** start DATA SUPPLIED **
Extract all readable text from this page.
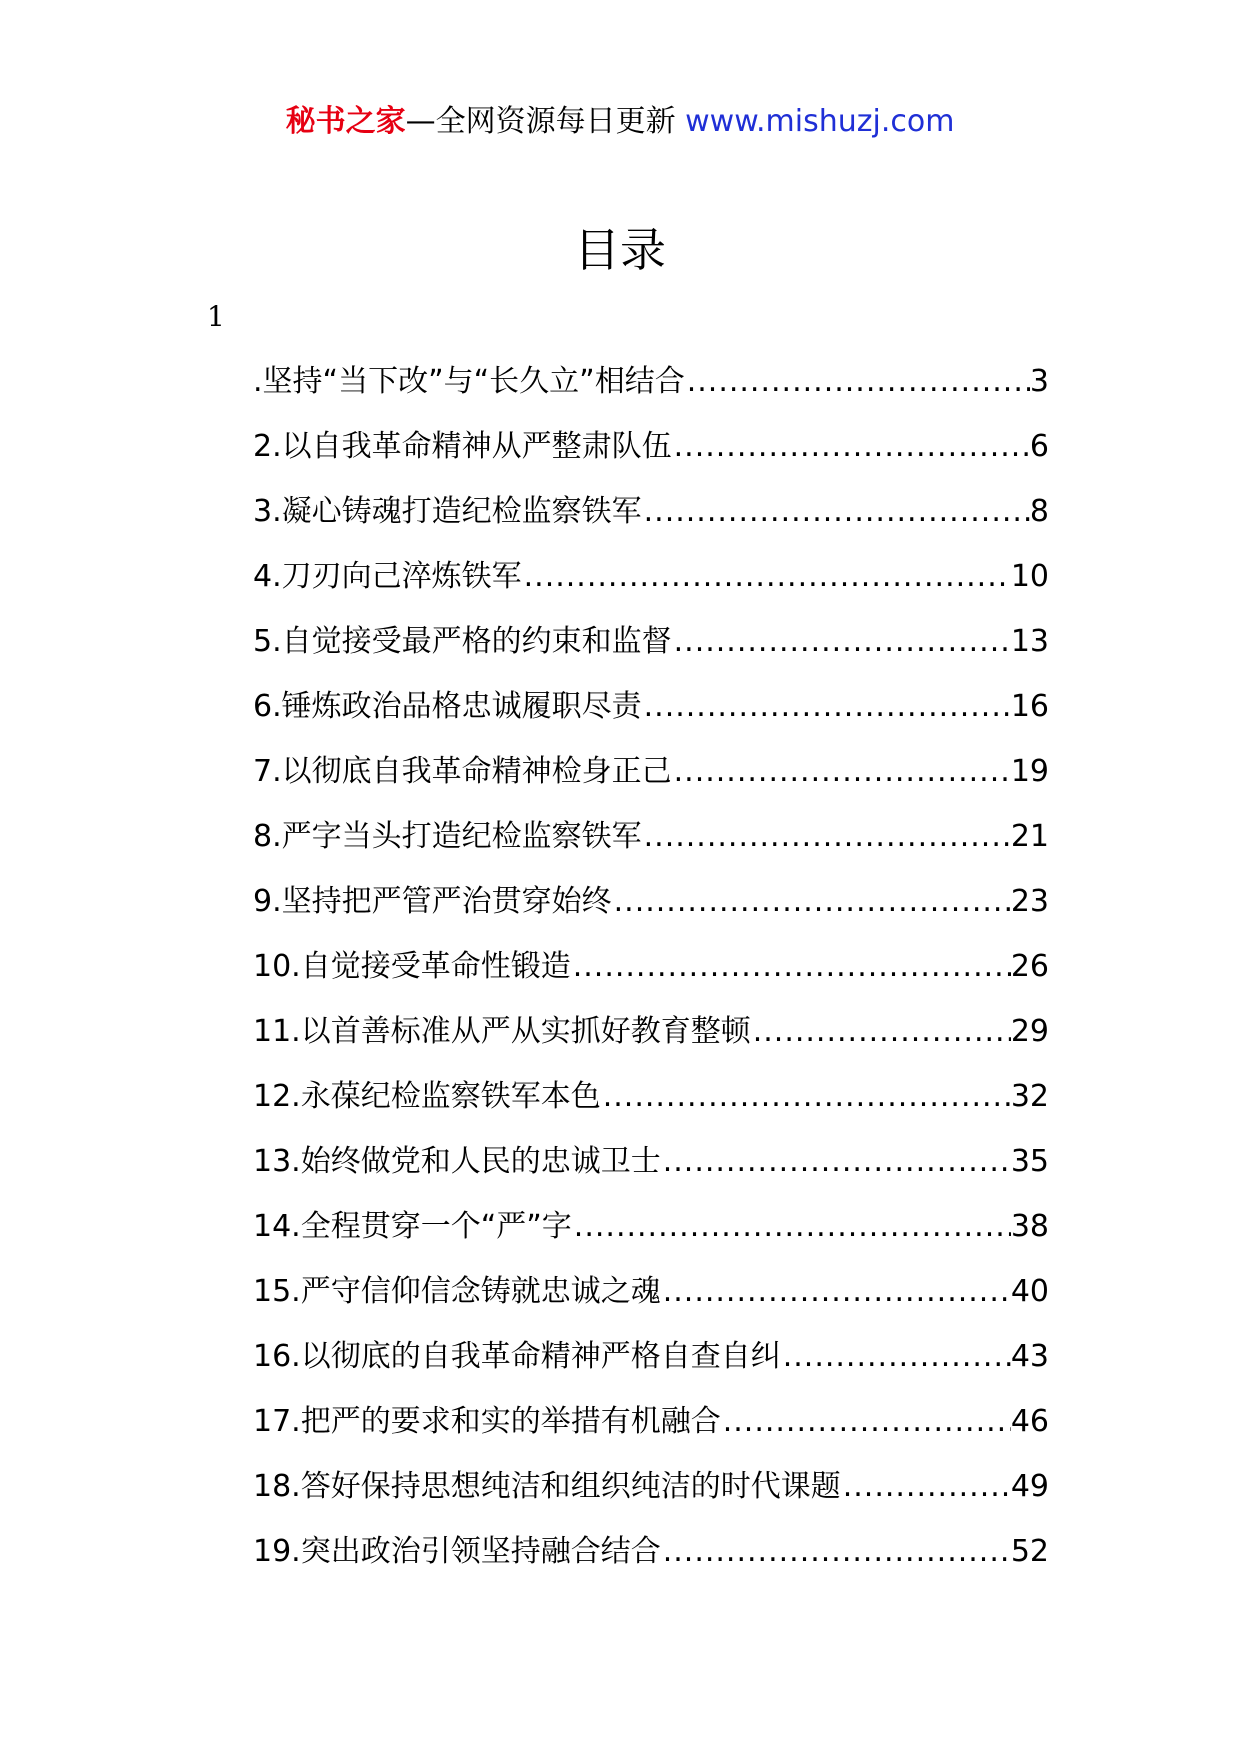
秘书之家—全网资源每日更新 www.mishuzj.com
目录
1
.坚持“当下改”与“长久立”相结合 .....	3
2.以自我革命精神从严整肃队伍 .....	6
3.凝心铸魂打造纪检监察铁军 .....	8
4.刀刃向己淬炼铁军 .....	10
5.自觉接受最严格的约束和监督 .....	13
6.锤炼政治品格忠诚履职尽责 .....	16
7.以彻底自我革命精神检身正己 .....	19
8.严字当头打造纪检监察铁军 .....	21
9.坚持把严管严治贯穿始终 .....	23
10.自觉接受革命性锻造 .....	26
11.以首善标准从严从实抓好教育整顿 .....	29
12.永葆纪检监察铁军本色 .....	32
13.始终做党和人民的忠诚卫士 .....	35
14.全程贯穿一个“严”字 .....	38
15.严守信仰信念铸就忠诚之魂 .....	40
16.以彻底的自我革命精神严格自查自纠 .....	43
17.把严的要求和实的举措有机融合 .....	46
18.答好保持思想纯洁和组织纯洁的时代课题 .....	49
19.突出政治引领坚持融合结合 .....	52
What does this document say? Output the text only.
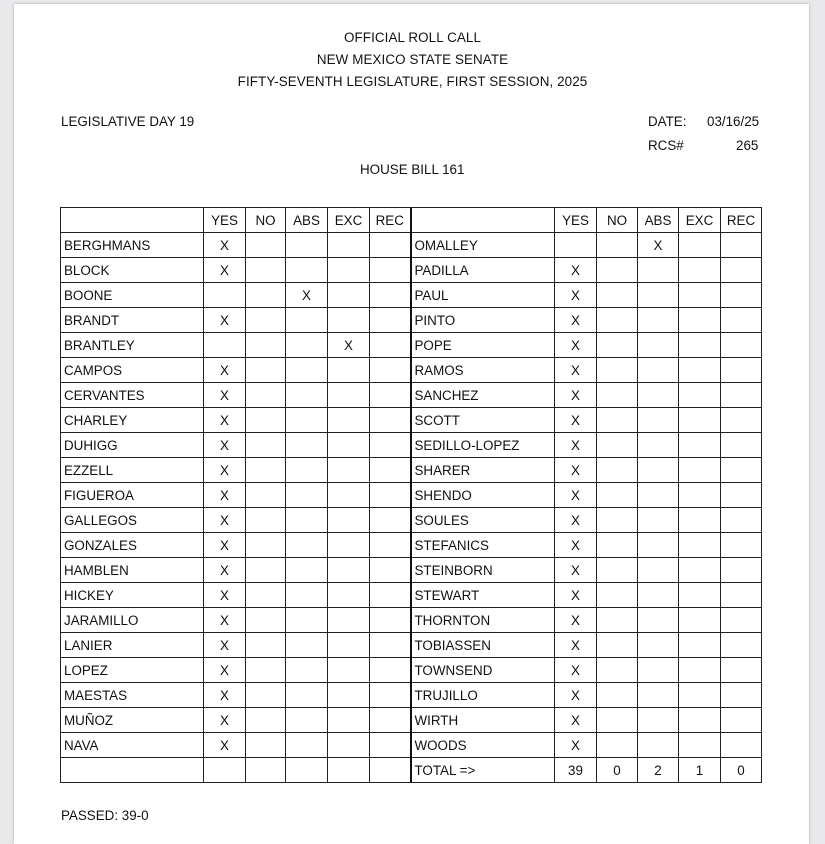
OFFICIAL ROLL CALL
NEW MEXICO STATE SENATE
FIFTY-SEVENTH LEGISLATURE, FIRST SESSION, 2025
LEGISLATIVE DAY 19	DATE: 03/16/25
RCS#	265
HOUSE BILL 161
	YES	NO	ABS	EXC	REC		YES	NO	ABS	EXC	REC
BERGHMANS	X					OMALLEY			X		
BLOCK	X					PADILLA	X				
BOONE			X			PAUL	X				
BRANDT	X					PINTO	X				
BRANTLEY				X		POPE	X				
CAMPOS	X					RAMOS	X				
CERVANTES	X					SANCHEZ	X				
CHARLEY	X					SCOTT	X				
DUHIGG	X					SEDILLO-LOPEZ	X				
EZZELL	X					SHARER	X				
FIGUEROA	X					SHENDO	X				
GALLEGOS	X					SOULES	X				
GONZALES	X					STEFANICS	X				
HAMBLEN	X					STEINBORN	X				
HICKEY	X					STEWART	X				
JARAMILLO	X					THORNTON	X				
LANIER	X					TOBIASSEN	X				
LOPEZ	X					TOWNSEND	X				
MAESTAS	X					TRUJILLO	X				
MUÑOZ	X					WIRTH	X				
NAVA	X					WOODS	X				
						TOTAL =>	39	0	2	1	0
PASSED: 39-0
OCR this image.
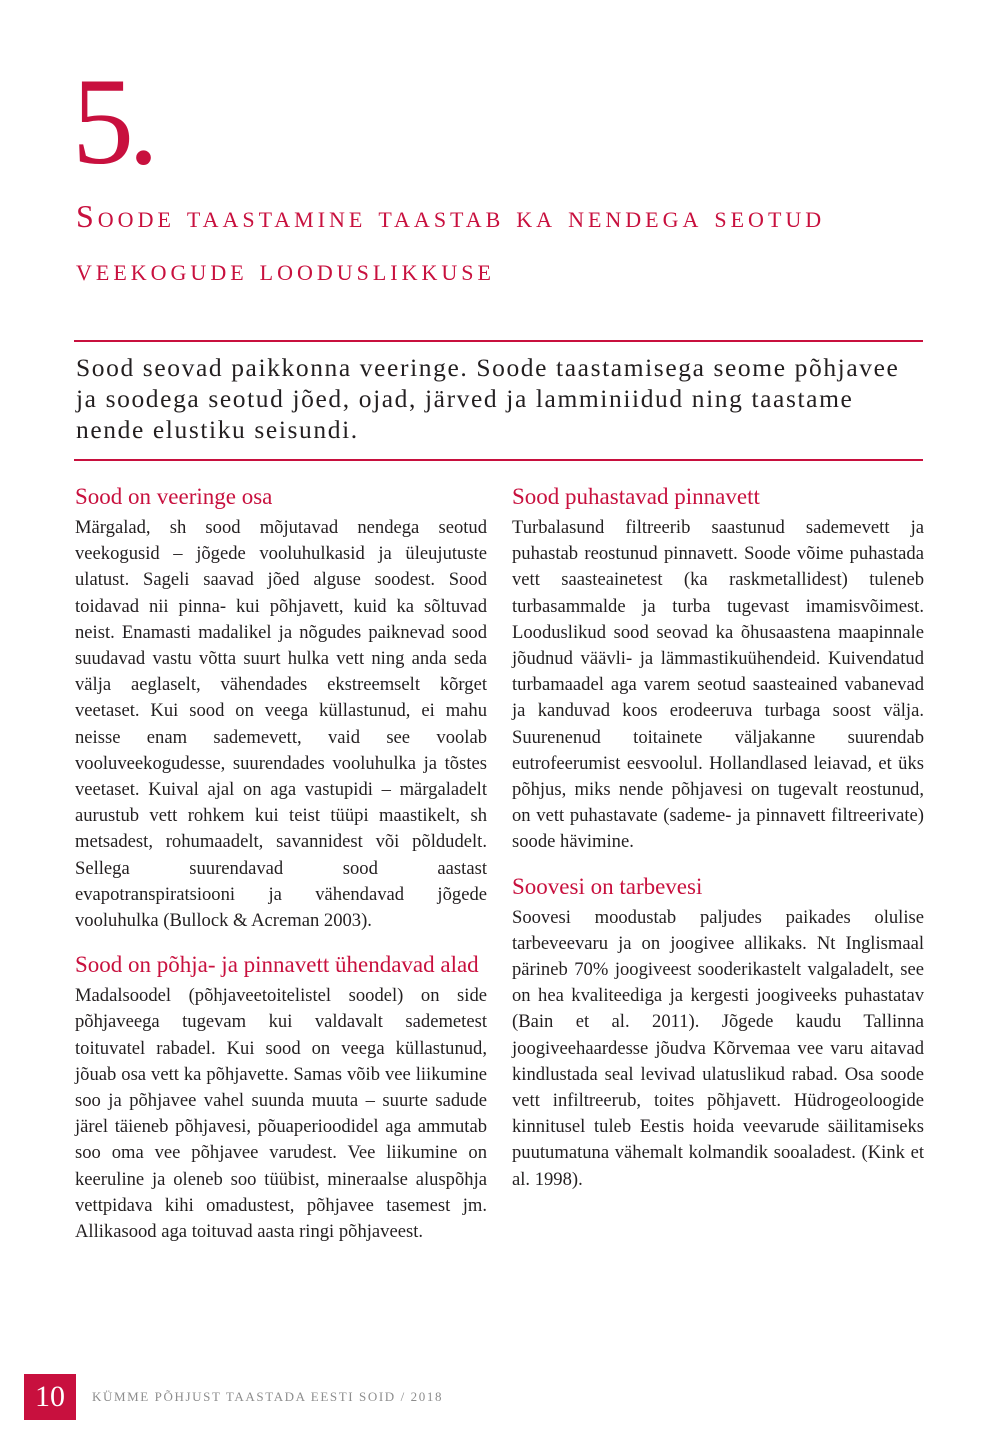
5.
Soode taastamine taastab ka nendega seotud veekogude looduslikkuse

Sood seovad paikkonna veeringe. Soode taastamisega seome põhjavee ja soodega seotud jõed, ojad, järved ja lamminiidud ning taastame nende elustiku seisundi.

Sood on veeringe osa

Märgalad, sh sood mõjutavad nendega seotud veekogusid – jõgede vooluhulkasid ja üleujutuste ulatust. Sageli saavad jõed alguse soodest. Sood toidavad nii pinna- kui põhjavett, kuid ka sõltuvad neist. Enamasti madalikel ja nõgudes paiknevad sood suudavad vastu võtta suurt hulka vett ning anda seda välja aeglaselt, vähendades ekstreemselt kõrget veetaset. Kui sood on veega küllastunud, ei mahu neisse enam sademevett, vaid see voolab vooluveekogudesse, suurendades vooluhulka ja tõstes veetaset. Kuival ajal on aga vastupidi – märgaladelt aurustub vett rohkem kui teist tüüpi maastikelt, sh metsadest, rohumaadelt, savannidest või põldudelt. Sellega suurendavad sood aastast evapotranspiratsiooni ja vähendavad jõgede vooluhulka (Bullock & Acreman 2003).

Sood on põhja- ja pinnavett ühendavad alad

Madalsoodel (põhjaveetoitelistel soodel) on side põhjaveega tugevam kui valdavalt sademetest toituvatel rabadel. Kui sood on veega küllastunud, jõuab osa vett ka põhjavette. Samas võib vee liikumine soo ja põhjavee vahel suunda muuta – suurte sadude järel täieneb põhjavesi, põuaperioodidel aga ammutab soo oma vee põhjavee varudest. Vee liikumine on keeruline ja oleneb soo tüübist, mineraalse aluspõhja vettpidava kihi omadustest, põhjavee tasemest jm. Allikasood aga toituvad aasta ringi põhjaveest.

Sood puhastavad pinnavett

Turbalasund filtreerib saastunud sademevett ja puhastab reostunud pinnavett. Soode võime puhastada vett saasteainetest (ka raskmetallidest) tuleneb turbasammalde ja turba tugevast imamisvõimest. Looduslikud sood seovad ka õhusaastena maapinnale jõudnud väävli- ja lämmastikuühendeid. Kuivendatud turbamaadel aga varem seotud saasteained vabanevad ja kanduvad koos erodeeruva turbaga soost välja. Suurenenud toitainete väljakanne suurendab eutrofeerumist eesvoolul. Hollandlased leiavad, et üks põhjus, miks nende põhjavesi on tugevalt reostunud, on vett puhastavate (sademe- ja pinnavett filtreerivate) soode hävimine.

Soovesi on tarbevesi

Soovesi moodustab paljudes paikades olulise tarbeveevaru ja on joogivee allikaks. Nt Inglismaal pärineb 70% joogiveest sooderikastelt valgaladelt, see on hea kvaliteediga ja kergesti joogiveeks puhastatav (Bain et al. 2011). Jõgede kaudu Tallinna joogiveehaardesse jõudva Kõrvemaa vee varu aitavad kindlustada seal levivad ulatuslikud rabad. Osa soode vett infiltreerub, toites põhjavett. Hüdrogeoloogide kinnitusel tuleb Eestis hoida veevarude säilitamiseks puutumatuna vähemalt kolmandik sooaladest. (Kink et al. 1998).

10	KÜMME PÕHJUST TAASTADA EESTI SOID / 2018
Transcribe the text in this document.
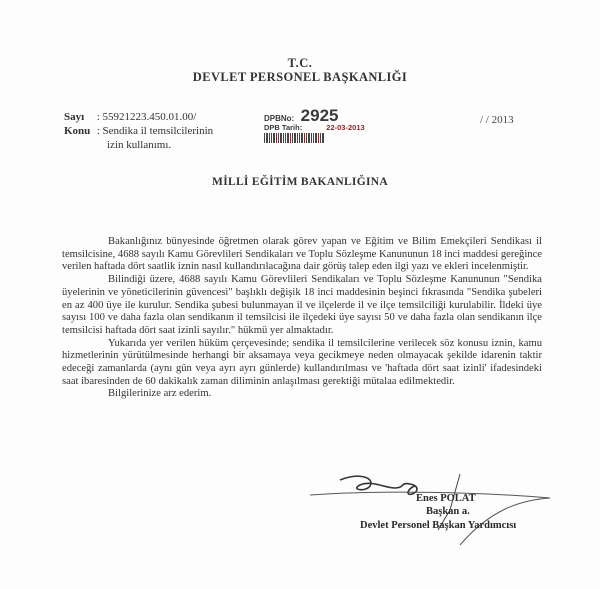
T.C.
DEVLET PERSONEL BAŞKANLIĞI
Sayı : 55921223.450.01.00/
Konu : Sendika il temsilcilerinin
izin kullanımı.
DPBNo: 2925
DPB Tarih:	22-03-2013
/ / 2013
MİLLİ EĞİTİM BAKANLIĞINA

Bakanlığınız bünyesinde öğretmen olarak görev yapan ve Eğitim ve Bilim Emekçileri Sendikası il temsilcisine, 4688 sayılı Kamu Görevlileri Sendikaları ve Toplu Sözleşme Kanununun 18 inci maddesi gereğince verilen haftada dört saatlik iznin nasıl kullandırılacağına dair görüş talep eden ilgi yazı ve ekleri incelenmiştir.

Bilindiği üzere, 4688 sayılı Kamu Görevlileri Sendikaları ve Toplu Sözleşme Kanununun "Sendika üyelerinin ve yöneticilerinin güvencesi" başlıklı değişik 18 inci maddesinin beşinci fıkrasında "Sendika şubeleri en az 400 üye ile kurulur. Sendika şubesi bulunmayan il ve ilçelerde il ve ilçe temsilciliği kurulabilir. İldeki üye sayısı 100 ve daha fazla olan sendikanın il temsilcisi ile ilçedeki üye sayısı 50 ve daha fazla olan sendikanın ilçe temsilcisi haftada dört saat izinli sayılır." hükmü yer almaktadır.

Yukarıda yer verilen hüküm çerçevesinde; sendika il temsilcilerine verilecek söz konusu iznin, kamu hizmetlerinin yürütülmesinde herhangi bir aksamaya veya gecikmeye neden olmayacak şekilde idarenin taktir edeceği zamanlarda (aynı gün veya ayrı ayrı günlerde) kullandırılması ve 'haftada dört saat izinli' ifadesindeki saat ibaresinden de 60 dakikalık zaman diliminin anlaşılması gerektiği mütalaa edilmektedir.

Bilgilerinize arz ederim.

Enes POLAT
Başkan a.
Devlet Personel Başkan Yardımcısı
** end DATA SUPPLIED **
** TASK BRIEF **
Strip out the images, then output the records above word for word.

** TASK SOLUTION **
Extract all readable text from this page.
秘书之家—全网资源每日更新 www.mishuzj.com
目录
1
.坚持“当下改”与“长久立”相结合 .....	3
2.以自我革命精神从严整肃队伍 .....	6
3.凝心铸魂打造纪检监察铁军 .....	8
4.刀刃向己淬炼铁军 .....	10
5.自觉接受最严格的约束和监督 .....	13
6.锤炼政治品格忠诚履职尽责 .....	16
7.以彻底自我革命精神检身正己 .....	19
8.严字当头打造纪检监察铁军 .....	21
9.坚持把严管严治贯穿始终 .....	23
10.自觉接受革命性锻造 .....	26
11.以首善标准从严从实抓好教育整顿 .....	29
12.永葆纪检监察铁军本色 .....	32
13.始终做党和人民的忠诚卫士 .....	35
14.全程贯穿一个“严”字 .....	38
15.严守信仰信念铸就忠诚之魂 .....	40
16.以彻底的自我革命精神严格自查自纠 .....	43
17.把严的要求和实的举措有机融合 .....	46
18.答好保持思想纯洁和组织纯洁的时代课题 .....	49
19.突出政治引领坚持融合结合 .....	52
What does this document say? Output the text only.
OFFICIAL ROLL CALL
NEW MEXICO STATE SENATE
FIFTY-SEVENTH LEGISLATURE, FIRST SESSION, 2025
LEGISLATIVE DAY 19	DATE: 03/16/25
RCS#	265
HOUSE BILL 161
	YES	NO	ABS	EXC	REC		YES	NO	ABS	EXC	REC
BERGHMANS	X					OMALLEY			X		
BLOCK	X					PADILLA	X				
BOONE			X			PAUL	X				
BRANDT	X					PINTO	X				
BRANTLEY				X		POPE	X				
CAMPOS	X					RAMOS	X				
CERVANTES	X					SANCHEZ	X				
CHARLEY	X					SCOTT	X				
DUHIGG	X					SEDILLO-LOPEZ	X				
EZZELL	X					SHARER	X				
FIGUEROA	X					SHENDO	X				
GALLEGOS	X					SOULES	X				
GONZALES	X					STEFANICS	X				
HAMBLEN	X					STEINBORN	X				
HICKEY	X					STEWART	X				
JARAMILLO	X					THORNTON	X				
LANIER	X					TOBIASSEN	X				
LOPEZ	X					TOWNSEND	X				
MAESTAS	X					TRUJILLO	X				
MUÑOZ	X					WIRTH	X				
NAVA	X					WOODS	X				
						TOTAL =>	39	0	2	1	0
PASSED: 39-0
OCR this image.
5.
Soode taastamine taastab ka nendega seotud veekogude looduslikkuse

Sood seovad paikkonna veeringe. Soode taastamisega seome põhjavee ja soodega seotud jõed, ojad, järved ja lamminiidud ning taastame nende elustiku seisundi.

Sood on veeringe osa

Märgalad, sh sood mõjutavad nendega seotud veekogusid – jõgede vooluhulkasid ja üleujutuste ulatust. Sageli saavad jõed alguse soodest. Sood toidavad nii pinna- kui põhjavett, kuid ka sõltuvad neist. Enamasti madalikel ja nõgudes paiknevad sood suudavad vastu võtta suurt hulka vett ning anda seda välja aeglaselt, vähendades ekstreemselt kõrget veetaset. Kui sood on veega küllastunud, ei mahu neisse enam sademevett, vaid see voolab vooluveekogudesse, suurendades vooluhulka ja tõstes veetaset. Kuival ajal on aga vastupidi – märgaladelt aurustub vett rohkem kui teist tüüpi maastikelt, sh metsadest, rohumaadelt, savannidest või põldudelt. Sellega suurendavad sood aastast evapotranspiratsiooni ja vähendavad jõgede vooluhulka (Bullock & Acreman 2003).

Sood on põhja- ja pinnavett ühendavad alad

Madalsoodel (põhjaveetoitelistel soodel) on side põhjaveega tugevam kui valdavalt sademetest toituvatel rabadel. Kui sood on veega küllastunud, jõuab osa vett ka põhjavette. Samas võib vee liikumine soo ja põhjavee vahel suunda muuta – suurte sadude järel täieneb põhjavesi, põuaperioodidel aga ammutab soo oma vee põhjavee varudest. Vee liikumine on keeruline ja oleneb soo tüübist, mineraalse aluspõhja vettpidava kihi omadustest, põhjavee tasemest jm. Allikasood aga toituvad aasta ringi põhjaveest.

Sood puhastavad pinnavett

Turbalasund filtreerib saastunud sademevett ja puhastab reostunud pinnavett. Soode võime puhastada vett saasteainetest (ka raskmetallidest) tuleneb turbasammalde ja turba tugevast imamisvõimest. Looduslikud sood seovad ka õhusaastena maapinnale jõudnud väävli- ja lämmastikuühendeid. Kuivendatud turbamaadel aga varem seotud saasteained vabanevad ja kanduvad koos erodeeruva turbaga soost välja. Suurenenud toitainete väljakanne suurendab eutrofeerumist eesvoolul. Hollandlased leiavad, et üks põhjus, miks nende põhjavesi on tugevalt reostunud, on vett puhastavate (sademe- ja pinnavett filtreerivate) soode hävimine.

Soovesi on tarbevesi

Soovesi moodustab paljudes paikades olulise tarbeveevaru ja on joogivee allikaks. Nt Inglismaal pärineb 70% joogiveest sooderikastelt valgaladelt, see on hea kvaliteediga ja kergesti joogiveeks puhastatav (Bain et al. 2011). Jõgede kaudu Tallinna joogiveehaardesse jõudva Kõrvemaa vee varu aitavad kindlustada seal levivad ulatuslikud rabad. Osa soode vett infiltreerub, toites põhjavett. Hüdrogeoloogide kinnitusel tuleb Eestis hoida veevarude säilitamiseks puutumatuna vähemalt kolmandik sooaladest. (Kink et al. 1998).

10	KÜMME PÕHJUST TAASTADA EESTI SOID / 2018
Transcribe the text in this document.
T.C.
DEVLET PERSONEL BAŞKANLIĞI
Sayı : 55921223.450.01.00/
Konu : Sendika il temsilcilerinin
izin kullanımı.
DPBNo: 2925
DPB Tarih:	22-03-2013
/ / 2013
MİLLİ EĞİTİM BAKANLIĞINA

Bakanlığınız bünyesinde öğretmen olarak görev yapan ve Eğitim ve Bilim Emekçileri Sendikası il temsilcisine, 4688 sayılı Kamu Görevlileri Sendikaları ve Toplu Sözleşme Kanununun 18 inci maddesi gereğince verilen haftada dört saatlik iznin nasıl kullandırılacağına dair görüş talep eden ilgi yazı ve ekleri incelenmiştir.

Bilindiği üzere, 4688 sayılı Kamu Görevlileri Sendikaları ve Toplu Sözleşme Kanununun "Sendika üyelerinin ve yöneticilerinin güvencesi" başlıklı değişik 18 inci maddesinin beşinci fıkrasında "Sendika şubeleri en az 400 üye ile kurulur. Sendika şubesi bulunmayan il ve ilçelerde il ve ilçe temsilciliği kurulabilir. İldeki üye sayısı 100 ve daha fazla olan sendikanın il temsilcisi ile ilçedeki üye sayısı 50 ve daha fazla olan sendikanın ilçe temsilcisi haftada dört saat izinli sayılır." hükmü yer almaktadır.

Yukarıda yer verilen hüküm çerçevesinde; sendika il temsilcilerine verilecek söz konusu iznin, kamu hizmetlerinin yürütülmesinde herhangi bir aksamaya veya gecikmeye neden olmayacak şekilde idarenin taktir edeceği zamanlarda (aynı gün veya ayrı ayrı günlerde) kullandırılması ve 'haftada dört saat izinli' ifadesindeki saat ibaresinden de 60 dakikalık zaman diliminin anlaşılması gerektiği mütalaa edilmektedir.

Bilgilerinize arz ederim.

Enes POLAT
Başkan a.
Devlet Personel Başkan Yardımcısı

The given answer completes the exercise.